EXERCISE DETAILS
Put every line of the records below into one numbered list, skipping any blank lines and leaving the pictures out.

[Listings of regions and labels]

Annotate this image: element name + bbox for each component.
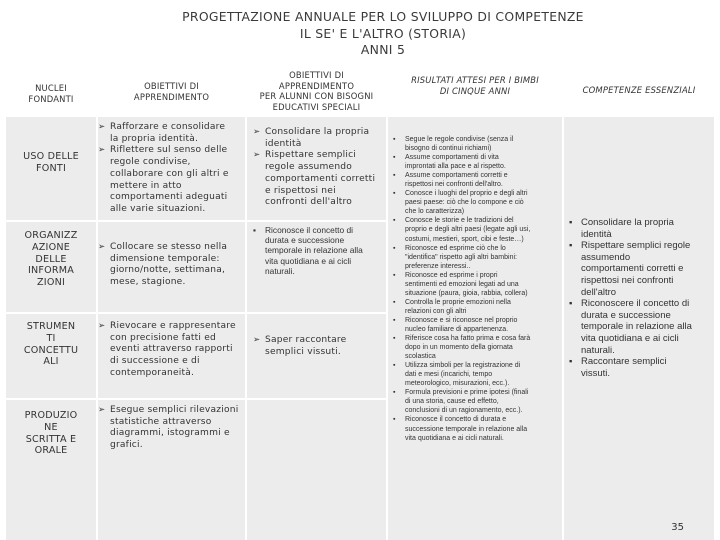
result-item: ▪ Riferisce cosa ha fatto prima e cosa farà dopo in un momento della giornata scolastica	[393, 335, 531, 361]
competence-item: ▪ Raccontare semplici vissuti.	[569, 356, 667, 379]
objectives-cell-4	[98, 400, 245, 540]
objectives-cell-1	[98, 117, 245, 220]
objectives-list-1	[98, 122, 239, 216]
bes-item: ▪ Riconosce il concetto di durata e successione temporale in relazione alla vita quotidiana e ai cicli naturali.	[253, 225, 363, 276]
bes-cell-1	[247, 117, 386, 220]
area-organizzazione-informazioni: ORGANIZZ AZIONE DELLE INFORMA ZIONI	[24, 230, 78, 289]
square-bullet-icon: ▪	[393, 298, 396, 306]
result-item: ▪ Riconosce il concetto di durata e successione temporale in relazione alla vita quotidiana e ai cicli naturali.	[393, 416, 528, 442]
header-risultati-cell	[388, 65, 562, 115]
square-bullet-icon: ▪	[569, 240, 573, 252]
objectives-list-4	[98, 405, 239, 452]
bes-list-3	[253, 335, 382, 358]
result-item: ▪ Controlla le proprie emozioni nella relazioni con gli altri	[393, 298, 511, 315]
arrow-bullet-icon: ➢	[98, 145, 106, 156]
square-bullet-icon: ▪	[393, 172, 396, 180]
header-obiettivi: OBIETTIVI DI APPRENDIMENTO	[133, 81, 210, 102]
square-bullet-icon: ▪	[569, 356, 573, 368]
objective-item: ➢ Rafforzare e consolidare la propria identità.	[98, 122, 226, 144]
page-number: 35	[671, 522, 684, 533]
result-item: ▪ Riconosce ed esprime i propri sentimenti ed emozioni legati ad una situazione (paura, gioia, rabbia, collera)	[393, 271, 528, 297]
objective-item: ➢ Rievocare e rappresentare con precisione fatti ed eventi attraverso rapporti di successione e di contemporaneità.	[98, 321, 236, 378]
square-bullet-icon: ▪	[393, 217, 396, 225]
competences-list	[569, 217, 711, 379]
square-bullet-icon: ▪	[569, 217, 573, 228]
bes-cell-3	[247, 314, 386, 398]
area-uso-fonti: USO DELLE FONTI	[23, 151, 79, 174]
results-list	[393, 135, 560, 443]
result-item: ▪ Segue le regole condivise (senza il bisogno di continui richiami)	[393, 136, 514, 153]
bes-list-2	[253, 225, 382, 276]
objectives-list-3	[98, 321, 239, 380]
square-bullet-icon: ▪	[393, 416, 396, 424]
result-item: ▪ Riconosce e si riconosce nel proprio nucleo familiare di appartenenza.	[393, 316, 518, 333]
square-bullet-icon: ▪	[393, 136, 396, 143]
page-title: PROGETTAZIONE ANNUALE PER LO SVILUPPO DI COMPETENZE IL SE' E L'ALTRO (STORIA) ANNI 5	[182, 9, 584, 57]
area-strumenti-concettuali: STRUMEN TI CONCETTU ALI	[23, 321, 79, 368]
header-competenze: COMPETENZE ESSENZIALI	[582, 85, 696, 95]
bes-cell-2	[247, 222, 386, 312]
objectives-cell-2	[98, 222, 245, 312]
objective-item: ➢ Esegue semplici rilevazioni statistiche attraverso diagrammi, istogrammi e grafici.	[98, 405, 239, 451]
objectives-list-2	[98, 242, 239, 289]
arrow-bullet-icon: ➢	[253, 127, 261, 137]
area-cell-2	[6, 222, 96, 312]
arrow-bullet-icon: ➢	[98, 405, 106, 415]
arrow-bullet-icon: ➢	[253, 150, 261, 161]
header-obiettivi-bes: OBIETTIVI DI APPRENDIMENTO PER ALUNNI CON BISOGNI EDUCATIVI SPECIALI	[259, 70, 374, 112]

REPLY
1. Annotate this image: element name + bbox for each component.
2. result-item: ▪ Riferisce cosa ha fatto prima e cosa farà dopo in un momento della giornata scolastica	[393, 335, 531, 361]
3. competence-item: ▪ Raccontare semplici vissuti.	[569, 356, 667, 379]
4. objectives-cell-4	[98, 400, 245, 540]
5. objectives-cell-1	[98, 117, 245, 220]
6. objectives-list-1	[98, 122, 239, 216]
7. bes-item: ▪ Riconosce il concetto di durata e successione temporale in relazione alla vita quotidiana e ai cicli naturali.	[253, 225, 363, 276]
8. bes-cell-1	[247, 117, 386, 220]
9. area-organizzazione-informazioni: ORGANIZZ AZIONE DELLE INFORMA ZIONI	[24, 230, 78, 289]
10. square-bullet-icon: ▪	[393, 298, 396, 306]
11. result-item: ▪ Riconosce il concetto di durata e successione temporale in relazione alla vita quotidiana e ai cicli naturali.	[393, 416, 528, 442]
12. header-risultati-cell	[388, 65, 562, 115]
13. square-bullet-icon: ▪	[569, 240, 573, 252]
14. objectives-list-4	[98, 405, 239, 452]
15. bes-list-3	[253, 335, 382, 358]
16. result-item: ▪ Controlla le proprie emozioni nella relazioni con gli altri	[393, 298, 511, 315]
17. arrow-bullet-icon: ➢	[98, 145, 106, 156]
18. square-bullet-icon: ▪	[393, 172, 396, 180]
19. header-obiettivi: OBIETTIVI DI APPRENDIMENTO	[133, 81, 210, 102]
20. square-bullet-icon: ▪	[569, 356, 573, 368]
21. objective-item: ➢ Rafforzare e consolidare la propria identità.	[98, 122, 226, 144]
22. page-number: 35	[671, 522, 684, 533]
23. result-item: ▪ Riconosce ed esprime i propri sentimenti ed emozioni legati ad una situazione (paura, gioia, rabbia, collera)	[393, 271, 528, 297]
24. objective-item: ➢ Rievocare e rappresentare con precisione fatti ed eventi attraverso rapporti di successione e di contemporaneità.	[98, 321, 236, 378]
25. square-bullet-icon: ▪	[393, 217, 396, 225]
26. competences-list	[569, 217, 711, 379]
27. square-bullet-icon: ▪	[569, 217, 573, 228]
28. bes-cell-3	[247, 314, 386, 398]
29. area-uso-fonti: USO DELLE FONTI	[23, 151, 79, 174]
30. results-list	[393, 135, 560, 443]
31. result-item: ▪ Segue le regole condivise (senza il bisogno di continui richiami)	[393, 136, 514, 153]
32. bes-list-2	[253, 225, 382, 276]
33. objectives-list-3	[98, 321, 239, 380]
34. square-bullet-icon: ▪	[393, 416, 396, 424]
35. result-item: ▪ Riconosce e si riconosce nel proprio nucleo familiare di appartenenza.	[393, 316, 518, 333]
36. square-bullet-icon: ▪	[393, 136, 396, 143]
37. page-title: PROGETTAZIONE ANNUALE PER LO SVILUPPO DI COMPETENZE IL SE' E L'ALTRO (STORIA) ANNI 5	[182, 9, 584, 57]
38. area-strumenti-concettuali: STRUMEN TI CONCETTU ALI	[23, 321, 79, 368]
39. header-competenze: COMPETENZE ESSENZIALI	[582, 85, 696, 95]
40. bes-cell-2	[247, 222, 386, 312]
41. objectives-cell-2	[98, 222, 245, 312]
42. objective-item: ➢ Esegue semplici rilevazioni statistiche attraverso diagrammi, istogrammi e grafici.	[98, 405, 239, 451]
43. objectives-list-2	[98, 242, 239, 289]
44. arrow-bullet-icon: ➢	[253, 127, 261, 137]
45. area-cell-2	[6, 222, 96, 312]
46. arrow-bullet-icon: ➢	[98, 405, 106, 415]
47. arrow-bullet-icon: ➢	[253, 150, 261, 161]
48. header-obiettivi-bes: OBIETTIVI DI APPRENDIMENTO PER ALUNNI CON BISOGNI EDUCATIVI SPECIALI	[259, 70, 374, 112]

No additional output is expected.